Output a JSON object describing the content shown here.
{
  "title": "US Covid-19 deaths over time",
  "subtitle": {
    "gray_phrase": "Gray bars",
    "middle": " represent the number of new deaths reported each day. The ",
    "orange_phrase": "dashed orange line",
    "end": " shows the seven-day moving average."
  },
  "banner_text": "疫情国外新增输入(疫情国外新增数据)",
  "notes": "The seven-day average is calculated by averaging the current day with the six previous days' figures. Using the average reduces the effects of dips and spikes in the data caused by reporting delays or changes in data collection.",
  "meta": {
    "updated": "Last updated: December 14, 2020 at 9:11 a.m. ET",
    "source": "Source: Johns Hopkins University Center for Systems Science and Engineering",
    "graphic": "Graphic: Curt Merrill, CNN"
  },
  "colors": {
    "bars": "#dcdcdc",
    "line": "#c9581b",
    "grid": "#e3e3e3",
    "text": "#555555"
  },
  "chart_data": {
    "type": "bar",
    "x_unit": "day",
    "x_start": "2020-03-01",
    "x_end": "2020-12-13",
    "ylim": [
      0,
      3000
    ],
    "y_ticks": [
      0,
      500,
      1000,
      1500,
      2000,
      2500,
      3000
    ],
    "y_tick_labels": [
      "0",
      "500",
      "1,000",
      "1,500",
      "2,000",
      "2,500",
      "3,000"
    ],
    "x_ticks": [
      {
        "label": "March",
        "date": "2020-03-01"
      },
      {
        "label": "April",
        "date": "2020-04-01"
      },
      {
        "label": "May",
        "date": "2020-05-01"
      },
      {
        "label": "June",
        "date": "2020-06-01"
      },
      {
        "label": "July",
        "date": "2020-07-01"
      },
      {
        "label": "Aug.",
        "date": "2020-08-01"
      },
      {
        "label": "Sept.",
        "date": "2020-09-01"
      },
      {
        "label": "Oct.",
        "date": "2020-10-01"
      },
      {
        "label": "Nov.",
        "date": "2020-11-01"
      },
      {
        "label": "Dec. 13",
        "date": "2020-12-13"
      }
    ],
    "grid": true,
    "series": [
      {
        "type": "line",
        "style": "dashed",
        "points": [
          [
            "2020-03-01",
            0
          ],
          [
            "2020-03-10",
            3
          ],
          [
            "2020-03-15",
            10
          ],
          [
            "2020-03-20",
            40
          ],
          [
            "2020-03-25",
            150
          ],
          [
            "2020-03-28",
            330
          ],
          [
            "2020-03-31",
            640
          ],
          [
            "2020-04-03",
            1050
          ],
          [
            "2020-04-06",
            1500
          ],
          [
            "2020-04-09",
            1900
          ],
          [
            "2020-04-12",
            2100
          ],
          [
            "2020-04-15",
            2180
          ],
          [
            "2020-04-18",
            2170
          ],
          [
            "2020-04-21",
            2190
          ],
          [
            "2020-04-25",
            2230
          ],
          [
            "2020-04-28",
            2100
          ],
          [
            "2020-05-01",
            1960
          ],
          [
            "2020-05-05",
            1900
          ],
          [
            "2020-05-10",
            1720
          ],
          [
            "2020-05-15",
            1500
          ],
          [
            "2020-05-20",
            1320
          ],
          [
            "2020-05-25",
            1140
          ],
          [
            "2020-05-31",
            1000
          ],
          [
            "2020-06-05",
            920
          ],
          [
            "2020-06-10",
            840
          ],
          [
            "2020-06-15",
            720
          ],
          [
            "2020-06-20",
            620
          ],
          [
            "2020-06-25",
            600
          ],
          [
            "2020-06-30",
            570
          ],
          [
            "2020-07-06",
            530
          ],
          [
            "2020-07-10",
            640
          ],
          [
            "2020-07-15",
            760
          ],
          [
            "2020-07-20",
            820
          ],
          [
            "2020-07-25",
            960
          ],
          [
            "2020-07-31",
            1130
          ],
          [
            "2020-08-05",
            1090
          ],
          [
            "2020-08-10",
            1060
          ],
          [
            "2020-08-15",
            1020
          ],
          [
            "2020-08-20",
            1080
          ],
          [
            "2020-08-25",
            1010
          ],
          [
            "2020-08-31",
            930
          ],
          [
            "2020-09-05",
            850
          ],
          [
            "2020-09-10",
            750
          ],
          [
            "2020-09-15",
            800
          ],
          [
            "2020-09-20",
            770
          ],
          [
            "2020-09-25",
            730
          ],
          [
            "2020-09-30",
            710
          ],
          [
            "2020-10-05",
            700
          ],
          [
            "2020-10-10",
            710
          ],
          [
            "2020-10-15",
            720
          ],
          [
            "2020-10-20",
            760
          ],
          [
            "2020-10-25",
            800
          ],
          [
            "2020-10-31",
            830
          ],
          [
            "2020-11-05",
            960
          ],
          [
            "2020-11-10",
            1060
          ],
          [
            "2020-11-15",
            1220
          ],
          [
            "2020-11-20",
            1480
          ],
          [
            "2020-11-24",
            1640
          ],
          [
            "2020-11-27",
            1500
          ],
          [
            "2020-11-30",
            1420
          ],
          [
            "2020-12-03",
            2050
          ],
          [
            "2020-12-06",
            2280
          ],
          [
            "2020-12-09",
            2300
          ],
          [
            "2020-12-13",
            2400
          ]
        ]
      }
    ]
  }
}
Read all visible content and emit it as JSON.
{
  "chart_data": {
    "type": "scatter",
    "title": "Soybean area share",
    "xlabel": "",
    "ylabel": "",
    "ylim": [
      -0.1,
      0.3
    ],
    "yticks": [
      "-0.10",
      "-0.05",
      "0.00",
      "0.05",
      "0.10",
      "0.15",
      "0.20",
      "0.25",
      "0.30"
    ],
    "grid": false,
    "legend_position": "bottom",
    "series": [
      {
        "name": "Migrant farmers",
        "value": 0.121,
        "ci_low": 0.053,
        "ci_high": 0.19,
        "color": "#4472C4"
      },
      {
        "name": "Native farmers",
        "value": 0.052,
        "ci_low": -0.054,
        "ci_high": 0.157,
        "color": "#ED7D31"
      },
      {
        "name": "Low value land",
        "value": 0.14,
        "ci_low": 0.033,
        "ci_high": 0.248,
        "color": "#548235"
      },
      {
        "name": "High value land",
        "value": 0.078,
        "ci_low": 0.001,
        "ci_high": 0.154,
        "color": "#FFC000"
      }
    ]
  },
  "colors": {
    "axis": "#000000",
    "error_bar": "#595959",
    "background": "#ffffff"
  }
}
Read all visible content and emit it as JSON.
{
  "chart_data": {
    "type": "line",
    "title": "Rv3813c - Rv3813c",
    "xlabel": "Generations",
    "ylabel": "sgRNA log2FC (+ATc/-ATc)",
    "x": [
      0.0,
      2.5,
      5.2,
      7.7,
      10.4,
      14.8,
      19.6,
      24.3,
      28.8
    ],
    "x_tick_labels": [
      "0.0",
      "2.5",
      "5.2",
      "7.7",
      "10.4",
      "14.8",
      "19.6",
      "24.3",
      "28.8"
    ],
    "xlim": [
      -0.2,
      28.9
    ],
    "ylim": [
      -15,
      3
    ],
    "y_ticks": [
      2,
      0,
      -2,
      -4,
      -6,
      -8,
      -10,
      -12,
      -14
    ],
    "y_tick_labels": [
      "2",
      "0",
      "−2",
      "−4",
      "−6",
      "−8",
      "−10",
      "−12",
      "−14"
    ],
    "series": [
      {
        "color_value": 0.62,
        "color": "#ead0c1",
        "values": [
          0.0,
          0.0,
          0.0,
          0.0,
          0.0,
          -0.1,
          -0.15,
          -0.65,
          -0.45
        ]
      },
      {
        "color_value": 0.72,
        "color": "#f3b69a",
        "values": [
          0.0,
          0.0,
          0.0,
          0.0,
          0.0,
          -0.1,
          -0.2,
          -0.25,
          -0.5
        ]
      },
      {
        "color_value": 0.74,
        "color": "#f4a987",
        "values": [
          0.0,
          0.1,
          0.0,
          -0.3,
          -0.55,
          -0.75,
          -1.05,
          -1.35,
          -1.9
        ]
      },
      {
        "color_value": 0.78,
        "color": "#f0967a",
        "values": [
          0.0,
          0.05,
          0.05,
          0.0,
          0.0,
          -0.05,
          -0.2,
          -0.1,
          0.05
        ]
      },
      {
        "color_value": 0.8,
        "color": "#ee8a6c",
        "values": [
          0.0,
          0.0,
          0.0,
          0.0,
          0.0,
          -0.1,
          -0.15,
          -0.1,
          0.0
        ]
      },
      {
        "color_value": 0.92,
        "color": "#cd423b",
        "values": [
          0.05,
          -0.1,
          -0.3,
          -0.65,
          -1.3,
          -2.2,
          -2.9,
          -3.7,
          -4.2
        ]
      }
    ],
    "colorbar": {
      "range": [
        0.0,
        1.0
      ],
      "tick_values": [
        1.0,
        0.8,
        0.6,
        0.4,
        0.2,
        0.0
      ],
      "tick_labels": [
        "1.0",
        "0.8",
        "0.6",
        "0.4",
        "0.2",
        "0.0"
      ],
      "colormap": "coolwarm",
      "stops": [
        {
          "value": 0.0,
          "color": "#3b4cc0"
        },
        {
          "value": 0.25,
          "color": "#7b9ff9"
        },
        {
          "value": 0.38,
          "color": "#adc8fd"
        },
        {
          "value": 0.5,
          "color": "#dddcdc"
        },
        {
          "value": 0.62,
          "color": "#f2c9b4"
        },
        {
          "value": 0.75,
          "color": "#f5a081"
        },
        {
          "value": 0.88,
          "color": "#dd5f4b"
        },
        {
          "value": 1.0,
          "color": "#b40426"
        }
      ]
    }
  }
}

= TASK OBJECTIVE =
Tally the lines containing "seven". Provide the number without any other words.

= RESULT OF THE TASK =
2